_What is needed_: Copy out each line of the material below that holds the string "Engine".

_Data shown_:
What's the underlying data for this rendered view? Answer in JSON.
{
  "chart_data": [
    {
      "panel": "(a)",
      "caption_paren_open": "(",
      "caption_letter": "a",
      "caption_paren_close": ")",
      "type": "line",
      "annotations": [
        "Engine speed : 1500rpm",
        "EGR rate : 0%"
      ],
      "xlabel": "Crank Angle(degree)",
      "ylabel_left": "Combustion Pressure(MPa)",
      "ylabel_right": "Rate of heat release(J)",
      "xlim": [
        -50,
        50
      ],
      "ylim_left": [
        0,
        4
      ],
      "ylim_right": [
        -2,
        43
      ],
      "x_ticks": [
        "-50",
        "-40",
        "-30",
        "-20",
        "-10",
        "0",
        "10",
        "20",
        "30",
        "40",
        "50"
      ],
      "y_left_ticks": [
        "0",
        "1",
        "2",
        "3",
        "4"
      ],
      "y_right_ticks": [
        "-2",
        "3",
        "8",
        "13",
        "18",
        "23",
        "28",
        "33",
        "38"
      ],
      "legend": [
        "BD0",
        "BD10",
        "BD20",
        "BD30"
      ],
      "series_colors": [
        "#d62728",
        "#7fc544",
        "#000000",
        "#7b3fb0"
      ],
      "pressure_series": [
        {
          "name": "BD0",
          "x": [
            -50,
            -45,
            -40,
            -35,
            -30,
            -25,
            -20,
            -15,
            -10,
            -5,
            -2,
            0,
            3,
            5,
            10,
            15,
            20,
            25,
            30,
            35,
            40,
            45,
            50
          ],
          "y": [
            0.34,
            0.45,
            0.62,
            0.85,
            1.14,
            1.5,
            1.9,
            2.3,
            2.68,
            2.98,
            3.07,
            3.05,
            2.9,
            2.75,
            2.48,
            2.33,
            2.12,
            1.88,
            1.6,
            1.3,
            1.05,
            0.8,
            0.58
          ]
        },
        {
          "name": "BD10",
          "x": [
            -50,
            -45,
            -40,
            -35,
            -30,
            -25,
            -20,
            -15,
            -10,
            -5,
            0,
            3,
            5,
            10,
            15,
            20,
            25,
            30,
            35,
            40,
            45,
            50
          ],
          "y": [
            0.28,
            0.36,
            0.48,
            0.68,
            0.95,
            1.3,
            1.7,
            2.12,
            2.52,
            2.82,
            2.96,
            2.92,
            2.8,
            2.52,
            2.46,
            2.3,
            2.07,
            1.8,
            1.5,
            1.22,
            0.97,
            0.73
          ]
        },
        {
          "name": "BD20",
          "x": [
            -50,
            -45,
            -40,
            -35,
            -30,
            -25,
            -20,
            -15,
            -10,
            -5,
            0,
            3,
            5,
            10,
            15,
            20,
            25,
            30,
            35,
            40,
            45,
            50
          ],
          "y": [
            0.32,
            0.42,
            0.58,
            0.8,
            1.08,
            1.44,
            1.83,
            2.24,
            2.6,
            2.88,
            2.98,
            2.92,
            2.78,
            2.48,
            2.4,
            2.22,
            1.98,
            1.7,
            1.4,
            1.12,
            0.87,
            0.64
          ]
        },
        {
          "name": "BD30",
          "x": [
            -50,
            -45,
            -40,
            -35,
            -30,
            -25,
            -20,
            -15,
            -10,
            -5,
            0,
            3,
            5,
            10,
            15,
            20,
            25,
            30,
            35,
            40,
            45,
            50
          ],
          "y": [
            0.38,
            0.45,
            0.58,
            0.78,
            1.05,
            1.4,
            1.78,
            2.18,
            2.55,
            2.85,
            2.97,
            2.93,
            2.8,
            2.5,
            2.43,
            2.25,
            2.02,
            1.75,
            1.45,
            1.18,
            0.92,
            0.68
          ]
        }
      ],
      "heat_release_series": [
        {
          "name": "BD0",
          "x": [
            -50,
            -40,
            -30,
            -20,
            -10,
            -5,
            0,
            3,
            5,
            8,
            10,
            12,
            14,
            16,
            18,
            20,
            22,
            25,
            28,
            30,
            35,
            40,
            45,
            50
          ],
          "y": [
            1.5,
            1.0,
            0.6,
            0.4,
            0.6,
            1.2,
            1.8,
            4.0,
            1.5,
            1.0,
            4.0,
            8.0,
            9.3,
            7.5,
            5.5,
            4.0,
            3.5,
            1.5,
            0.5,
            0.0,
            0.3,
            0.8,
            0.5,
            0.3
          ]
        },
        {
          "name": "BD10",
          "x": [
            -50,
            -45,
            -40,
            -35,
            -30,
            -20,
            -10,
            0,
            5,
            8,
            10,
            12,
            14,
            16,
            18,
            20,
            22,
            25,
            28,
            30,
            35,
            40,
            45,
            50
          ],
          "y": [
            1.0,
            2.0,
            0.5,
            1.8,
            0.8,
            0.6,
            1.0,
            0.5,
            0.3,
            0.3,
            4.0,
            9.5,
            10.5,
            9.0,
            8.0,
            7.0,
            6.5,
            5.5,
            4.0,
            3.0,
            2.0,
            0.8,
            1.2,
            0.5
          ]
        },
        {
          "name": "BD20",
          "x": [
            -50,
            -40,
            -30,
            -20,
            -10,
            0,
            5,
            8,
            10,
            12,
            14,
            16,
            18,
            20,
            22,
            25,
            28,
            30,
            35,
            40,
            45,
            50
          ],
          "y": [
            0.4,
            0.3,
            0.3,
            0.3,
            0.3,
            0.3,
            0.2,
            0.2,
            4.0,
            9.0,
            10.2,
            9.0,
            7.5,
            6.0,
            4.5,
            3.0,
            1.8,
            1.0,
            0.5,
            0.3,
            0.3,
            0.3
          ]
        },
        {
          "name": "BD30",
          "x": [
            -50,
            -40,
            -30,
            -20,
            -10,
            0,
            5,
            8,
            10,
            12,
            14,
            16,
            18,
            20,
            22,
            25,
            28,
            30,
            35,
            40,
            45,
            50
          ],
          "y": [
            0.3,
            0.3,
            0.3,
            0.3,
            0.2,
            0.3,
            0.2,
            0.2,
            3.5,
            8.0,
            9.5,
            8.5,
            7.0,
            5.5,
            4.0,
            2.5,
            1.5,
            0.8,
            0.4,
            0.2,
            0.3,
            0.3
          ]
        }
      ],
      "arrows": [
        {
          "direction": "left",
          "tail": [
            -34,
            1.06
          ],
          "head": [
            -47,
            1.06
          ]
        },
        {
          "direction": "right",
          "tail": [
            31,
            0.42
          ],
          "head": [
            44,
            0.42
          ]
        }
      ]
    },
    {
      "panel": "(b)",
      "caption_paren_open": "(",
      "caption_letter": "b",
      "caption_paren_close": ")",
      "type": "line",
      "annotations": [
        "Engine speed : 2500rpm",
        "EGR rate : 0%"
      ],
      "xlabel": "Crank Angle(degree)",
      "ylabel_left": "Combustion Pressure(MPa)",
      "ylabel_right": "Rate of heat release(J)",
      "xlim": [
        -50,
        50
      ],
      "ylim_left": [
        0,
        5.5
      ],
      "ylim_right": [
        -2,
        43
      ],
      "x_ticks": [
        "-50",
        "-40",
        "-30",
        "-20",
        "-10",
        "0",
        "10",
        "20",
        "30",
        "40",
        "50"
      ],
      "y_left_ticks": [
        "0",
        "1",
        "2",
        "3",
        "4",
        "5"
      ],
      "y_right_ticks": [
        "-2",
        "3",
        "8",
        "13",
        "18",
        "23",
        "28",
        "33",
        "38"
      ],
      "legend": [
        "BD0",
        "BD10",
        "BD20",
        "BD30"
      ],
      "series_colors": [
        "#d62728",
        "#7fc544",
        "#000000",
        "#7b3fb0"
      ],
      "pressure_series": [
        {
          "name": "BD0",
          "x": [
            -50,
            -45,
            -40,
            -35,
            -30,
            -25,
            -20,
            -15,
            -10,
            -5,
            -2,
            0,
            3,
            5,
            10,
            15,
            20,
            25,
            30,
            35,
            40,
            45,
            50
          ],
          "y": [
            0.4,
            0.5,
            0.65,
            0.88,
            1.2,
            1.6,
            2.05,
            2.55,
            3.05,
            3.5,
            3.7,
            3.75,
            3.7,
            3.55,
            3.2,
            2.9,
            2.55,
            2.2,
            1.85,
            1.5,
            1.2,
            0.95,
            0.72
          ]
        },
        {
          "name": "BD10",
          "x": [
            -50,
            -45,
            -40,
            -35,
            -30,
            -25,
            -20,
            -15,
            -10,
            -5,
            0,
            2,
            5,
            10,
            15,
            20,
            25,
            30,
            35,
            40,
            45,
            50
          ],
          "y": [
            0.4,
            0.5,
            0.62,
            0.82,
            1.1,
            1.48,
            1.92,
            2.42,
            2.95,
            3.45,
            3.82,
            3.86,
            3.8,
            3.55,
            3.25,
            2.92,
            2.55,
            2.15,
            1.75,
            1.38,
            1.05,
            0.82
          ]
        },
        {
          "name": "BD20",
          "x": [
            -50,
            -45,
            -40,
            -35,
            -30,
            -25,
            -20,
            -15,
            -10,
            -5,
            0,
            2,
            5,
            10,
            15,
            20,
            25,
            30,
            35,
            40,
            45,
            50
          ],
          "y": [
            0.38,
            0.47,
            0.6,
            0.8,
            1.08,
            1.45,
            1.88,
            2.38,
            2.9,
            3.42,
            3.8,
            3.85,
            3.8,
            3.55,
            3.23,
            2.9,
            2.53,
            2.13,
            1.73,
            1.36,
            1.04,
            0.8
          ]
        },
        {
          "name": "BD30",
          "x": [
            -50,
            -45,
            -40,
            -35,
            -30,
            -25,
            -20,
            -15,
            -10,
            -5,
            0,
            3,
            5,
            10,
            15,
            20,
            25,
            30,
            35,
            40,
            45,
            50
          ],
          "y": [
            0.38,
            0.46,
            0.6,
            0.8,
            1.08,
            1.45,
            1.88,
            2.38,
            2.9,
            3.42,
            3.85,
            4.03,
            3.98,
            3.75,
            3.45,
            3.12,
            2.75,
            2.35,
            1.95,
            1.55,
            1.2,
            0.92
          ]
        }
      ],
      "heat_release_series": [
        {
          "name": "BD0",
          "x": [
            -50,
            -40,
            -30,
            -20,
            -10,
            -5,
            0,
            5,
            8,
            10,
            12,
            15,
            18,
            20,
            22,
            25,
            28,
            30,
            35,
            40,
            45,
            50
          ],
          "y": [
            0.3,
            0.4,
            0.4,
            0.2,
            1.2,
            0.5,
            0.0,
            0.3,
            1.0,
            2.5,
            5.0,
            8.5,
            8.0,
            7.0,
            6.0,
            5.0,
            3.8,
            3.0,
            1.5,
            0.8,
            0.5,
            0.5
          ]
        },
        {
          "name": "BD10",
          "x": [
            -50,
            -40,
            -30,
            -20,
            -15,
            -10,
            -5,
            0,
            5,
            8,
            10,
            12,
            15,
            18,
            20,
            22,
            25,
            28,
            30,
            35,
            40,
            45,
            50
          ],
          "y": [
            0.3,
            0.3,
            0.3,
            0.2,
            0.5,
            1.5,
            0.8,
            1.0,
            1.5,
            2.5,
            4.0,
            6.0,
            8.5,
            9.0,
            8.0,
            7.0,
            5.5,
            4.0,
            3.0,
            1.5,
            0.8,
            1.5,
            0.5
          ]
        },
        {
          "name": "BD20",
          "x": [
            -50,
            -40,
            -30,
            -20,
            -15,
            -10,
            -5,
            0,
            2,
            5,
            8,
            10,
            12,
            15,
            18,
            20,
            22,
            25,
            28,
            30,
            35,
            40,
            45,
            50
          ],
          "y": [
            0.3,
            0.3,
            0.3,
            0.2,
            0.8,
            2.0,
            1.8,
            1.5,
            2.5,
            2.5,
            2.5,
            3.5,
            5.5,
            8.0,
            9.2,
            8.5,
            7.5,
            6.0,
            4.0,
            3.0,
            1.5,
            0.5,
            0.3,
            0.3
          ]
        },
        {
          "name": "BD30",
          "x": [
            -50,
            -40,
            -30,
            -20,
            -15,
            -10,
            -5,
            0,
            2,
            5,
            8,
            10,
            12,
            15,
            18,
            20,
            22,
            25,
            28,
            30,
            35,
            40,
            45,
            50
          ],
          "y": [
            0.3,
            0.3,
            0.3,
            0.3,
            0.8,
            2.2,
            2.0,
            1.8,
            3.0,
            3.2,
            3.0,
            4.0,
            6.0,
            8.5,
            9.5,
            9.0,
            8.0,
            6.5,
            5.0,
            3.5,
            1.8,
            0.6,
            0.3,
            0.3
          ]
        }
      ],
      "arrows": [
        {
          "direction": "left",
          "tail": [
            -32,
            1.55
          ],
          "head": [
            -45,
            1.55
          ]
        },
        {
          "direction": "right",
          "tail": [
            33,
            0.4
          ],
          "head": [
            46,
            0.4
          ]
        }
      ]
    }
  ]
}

_Answer to the task_:
        "Engine speed : 1500rpm",
        "Engine speed : 2500rpm",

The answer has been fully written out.